----- Data entries
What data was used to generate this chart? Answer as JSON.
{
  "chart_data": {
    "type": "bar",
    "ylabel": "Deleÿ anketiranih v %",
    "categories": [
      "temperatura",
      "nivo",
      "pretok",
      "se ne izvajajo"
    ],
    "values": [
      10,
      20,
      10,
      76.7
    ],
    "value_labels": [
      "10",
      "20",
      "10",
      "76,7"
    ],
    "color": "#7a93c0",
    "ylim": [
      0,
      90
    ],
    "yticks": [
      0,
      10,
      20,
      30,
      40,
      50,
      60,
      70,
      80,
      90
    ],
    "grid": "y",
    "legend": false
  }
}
----------
What is asked: Repeat each entry word for word.

Response:
What data was used to generate this chart? Answer as JSON.
{
  "chart_data": {
    "type": "bar",
    "ylabel": "Deleÿ anketiranih v %",
    "categories": [
      "temperatura",
      "nivo",
      "pretok",
      "se ne izvajajo"
    ],
    "values": [
      10,
      20,
      10,
      76.7
    ],
    "value_labels": [
      "10",
      "20",
      "10",
      "76,7"
    ],
    "color": "#7a93c0",
    "ylim": [
      0,
      90
    ],
    "yticks": [
      0,
      10,
      20,
      30,
      40,
      50,
      60,
      70,
      80,
      90
    ],
    "grid": "y",
    "legend": false
  }
}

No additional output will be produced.